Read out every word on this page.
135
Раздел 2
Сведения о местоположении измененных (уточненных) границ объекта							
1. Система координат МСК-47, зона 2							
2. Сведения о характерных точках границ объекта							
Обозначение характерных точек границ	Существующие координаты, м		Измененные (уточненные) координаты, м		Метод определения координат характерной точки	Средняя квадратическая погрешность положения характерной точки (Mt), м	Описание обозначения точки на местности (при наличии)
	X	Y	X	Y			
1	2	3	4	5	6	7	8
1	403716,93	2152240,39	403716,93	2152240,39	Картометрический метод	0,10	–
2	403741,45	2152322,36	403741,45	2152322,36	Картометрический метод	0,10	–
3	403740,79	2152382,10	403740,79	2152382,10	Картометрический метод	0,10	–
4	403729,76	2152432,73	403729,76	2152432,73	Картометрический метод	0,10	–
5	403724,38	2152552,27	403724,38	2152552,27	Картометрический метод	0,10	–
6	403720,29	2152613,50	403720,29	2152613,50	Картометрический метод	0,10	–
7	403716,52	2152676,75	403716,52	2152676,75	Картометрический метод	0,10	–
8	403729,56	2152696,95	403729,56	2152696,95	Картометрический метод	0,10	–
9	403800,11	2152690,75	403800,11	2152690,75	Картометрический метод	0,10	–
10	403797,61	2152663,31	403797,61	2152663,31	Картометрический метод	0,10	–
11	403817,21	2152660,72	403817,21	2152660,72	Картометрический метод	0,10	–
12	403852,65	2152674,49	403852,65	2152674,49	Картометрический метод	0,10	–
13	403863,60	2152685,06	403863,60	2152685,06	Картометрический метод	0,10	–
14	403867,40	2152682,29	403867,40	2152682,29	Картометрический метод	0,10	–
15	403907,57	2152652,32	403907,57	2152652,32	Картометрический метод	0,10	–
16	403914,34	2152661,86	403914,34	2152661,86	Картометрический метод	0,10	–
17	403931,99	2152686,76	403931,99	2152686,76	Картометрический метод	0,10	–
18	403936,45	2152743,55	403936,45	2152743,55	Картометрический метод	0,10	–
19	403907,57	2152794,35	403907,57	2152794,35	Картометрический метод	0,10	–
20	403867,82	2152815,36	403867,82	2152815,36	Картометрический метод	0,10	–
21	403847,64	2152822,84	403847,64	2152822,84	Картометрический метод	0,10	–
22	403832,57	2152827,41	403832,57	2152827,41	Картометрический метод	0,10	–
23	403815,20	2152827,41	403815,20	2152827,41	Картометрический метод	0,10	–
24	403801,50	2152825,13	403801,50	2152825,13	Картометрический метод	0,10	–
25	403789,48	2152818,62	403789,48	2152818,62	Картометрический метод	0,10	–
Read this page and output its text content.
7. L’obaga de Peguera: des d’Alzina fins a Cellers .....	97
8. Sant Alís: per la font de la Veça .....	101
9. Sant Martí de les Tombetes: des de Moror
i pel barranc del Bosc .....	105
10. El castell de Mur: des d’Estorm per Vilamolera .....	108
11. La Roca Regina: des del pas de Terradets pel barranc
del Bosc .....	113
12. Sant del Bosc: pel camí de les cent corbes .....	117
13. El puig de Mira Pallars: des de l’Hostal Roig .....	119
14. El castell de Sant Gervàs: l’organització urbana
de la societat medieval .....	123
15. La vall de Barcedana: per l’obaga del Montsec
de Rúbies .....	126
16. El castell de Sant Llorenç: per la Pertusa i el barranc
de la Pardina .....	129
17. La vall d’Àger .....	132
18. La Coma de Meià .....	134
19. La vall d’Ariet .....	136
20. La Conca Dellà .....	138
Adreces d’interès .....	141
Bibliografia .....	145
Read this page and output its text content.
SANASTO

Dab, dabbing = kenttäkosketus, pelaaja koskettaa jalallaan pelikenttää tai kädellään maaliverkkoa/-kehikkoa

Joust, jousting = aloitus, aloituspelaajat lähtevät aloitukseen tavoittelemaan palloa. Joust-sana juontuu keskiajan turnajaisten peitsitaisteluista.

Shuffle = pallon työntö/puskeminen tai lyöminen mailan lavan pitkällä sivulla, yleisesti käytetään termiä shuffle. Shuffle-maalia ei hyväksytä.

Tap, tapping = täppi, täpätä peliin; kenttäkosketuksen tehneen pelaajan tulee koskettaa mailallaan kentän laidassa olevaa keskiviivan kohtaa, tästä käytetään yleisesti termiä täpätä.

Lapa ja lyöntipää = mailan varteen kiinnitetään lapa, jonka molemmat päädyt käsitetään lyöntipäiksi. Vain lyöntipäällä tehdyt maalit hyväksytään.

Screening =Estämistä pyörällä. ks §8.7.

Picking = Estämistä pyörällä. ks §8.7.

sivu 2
+++
Given problem:
Write out every entry above, word for word.

The reply:
Read out every word on this page.
135
Раздел 2
Сведения о местоположении измененных (уточненных) границ объекта							
1. Система координат МСК-47, зона 2							
2. Сведения о характерных точках границ объекта							
Обозначение характерных точек границ	Существующие координаты, м		Измененные (уточненные) координаты, м		Метод определения координат характерной точки	Средняя квадратическая погрешность положения характерной точки (Mt), м	Описание обозначения точки на местности (при наличии)
	X	Y	X	Y			
1	2	3	4	5	6	7	8
1	403716,93	2152240,39	403716,93	2152240,39	Картометрический метод	0,10	–
2	403741,45	2152322,36	403741,45	2152322,36	Картометрический метод	0,10	–
3	403740,79	2152382,10	403740,79	2152382,10	Картометрический метод	0,10	–
4	403729,76	2152432,73	403729,76	2152432,73	Картометрический метод	0,10	–
5	403724,38	2152552,27	403724,38	2152552,27	Картометрический метод	0,10	–
6	403720,29	2152613,50	403720,29	2152613,50	Картометрический метод	0,10	–
7	403716,52	2152676,75	403716,52	2152676,75	Картометрический метод	0,10	–
8	403729,56	2152696,95	403729,56	2152696,95	Картометрический метод	0,10	–
9	403800,11	2152690,75	403800,11	2152690,75	Картометрический метод	0,10	–
10	403797,61	2152663,31	403797,61	2152663,31	Картометрический метод	0,10	–
11	403817,21	2152660,72	403817,21	2152660,72	Картометрический метод	0,10	–
12	403852,65	2152674,49	403852,65	2152674,49	Картометрический метод	0,10	–
13	403863,60	2152685,06	403863,60	2152685,06	Картометрический метод	0,10	–
14	403867,40	2152682,29	403867,40	2152682,29	Картометрический метод	0,10	–
15	403907,57	2152652,32	403907,57	2152652,32	Картометрический метод	0,10	–
16	403914,34	2152661,86	403914,34	2152661,86	Картометрический метод	0,10	–
17	403931,99	2152686,76	403931,99	2152686,76	Картометрический метод	0,10	–
18	403936,45	2152743,55	403936,45	2152743,55	Картометрический метод	0,10	–
19	403907,57	2152794,35	403907,57	2152794,35	Картометрический метод	0,10	–
20	403867,82	2152815,36	403867,82	2152815,36	Картометрический метод	0,10	–
21	403847,64	2152822,84	403847,64	2152822,84	Картометрический метод	0,10	–
22	403832,57	2152827,41	403832,57	2152827,41	Картометрический метод	0,10	–
23	403815,20	2152827,41	403815,20	2152827,41	Картометрический метод	0,10	–
24	403801,50	2152825,13	403801,50	2152825,13	Картометрический метод	0,10	–
25	403789,48	2152818,62	403789,48	2152818,62	Картометрический метод	0,10	–
Read this page and output its text content.
7. L’obaga de Peguera: des d’Alzina fins a Cellers .....	97
8. Sant Alís: per la font de la Veça .....	101
9. Sant Martí de les Tombetes: des de Moror
i pel barranc del Bosc .....	105
10. El castell de Mur: des d’Estorm per Vilamolera .....	108
11. La Roca Regina: des del pas de Terradets pel barranc
del Bosc .....	113
12. Sant del Bosc: pel camí de les cent corbes .....	117
13. El puig de Mira Pallars: des de l’Hostal Roig .....	119
14. El castell de Sant Gervàs: l’organització urbana
de la societat medieval .....	123
15. La vall de Barcedana: per l’obaga del Montsec
de Rúbies .....	126
16. El castell de Sant Llorenç: per la Pertusa i el barranc
de la Pardina .....	129
17. La vall d’Àger .....	132
18. La Coma de Meià .....	134
19. La vall d’Ariet .....	136
20. La Conca Dellà .....	138
Adreces d’interès .....	141
Bibliografia .....	145
Read this page and output its text content.
SANASTO

Dab, dabbing = kenttäkosketus, pelaaja koskettaa jalallaan pelikenttää tai kädellään maaliverkkoa/-kehikkoa

Joust, jousting = aloitus, aloituspelaajat lähtevät aloitukseen tavoittelemaan palloa. Joust-sana juontuu keskiajan turnajaisten peitsitaisteluista.

Shuffle = pallon työntö/puskeminen tai lyöminen mailan lavan pitkällä sivulla, yleisesti käytetään termiä shuffle. Shuffle-maalia ei hyväksytä.

Tap, tapping = täppi, täpätä peliin; kenttäkosketuksen tehneen pelaajan tulee koskettaa mailallaan kentän laidassa olevaa keskiviivan kohtaa, tästä käytetään yleisesti termiä täpätä.

Lapa ja lyöntipää = mailan varteen kiinnitetään lapa, jonka molemmat päädyt käsitetään lyöntipäiksi. Vain lyöntipäällä tehdyt maalit hyväksytään.

Screening =Estämistä pyörällä. ks §8.7.

Picking = Estämistä pyörällä. ks §8.7.

sivu 2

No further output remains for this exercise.